╭──

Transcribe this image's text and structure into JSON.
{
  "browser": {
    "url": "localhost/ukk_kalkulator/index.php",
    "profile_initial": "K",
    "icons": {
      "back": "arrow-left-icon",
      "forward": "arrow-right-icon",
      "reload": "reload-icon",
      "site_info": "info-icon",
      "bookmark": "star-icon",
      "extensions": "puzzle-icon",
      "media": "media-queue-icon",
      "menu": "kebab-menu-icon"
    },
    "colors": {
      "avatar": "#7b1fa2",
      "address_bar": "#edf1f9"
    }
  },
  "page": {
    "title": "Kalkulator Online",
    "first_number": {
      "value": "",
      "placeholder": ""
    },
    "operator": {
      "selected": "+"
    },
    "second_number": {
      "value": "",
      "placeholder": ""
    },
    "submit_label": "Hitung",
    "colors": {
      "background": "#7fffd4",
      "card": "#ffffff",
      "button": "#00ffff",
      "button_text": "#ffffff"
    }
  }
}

╰──

Problem statement
Type out the material again exactly as presented.

Full output
Transcribe this image's text and structure into JSON.
{
  "browser": {
    "url": "localhost/ukk_kalkulator/index.php",
    "profile_initial": "K",
    "icons": {
      "back": "arrow-left-icon",
      "forward": "arrow-right-icon",
      "reload": "reload-icon",
      "site_info": "info-icon",
      "bookmark": "star-icon",
      "extensions": "puzzle-icon",
      "media": "media-queue-icon",
      "menu": "kebab-menu-icon"
    },
    "colors": {
      "avatar": "#7b1fa2",
      "address_bar": "#edf1f9"
    }
  },
  "page": {
    "title": "Kalkulator Online",
    "first_number": {
      "value": "",
      "placeholder": ""
    },
    "operator": {
      "selected": "+"
    },
    "second_number": {
      "value": "",
      "placeholder": ""
    },
    "submit_label": "Hitung",
    "colors": {
      "background": "#7fffd4",
      "card": "#ffffff",
      "button": "#00ffff",
      "button_text": "#ffffff"
    }
  }
}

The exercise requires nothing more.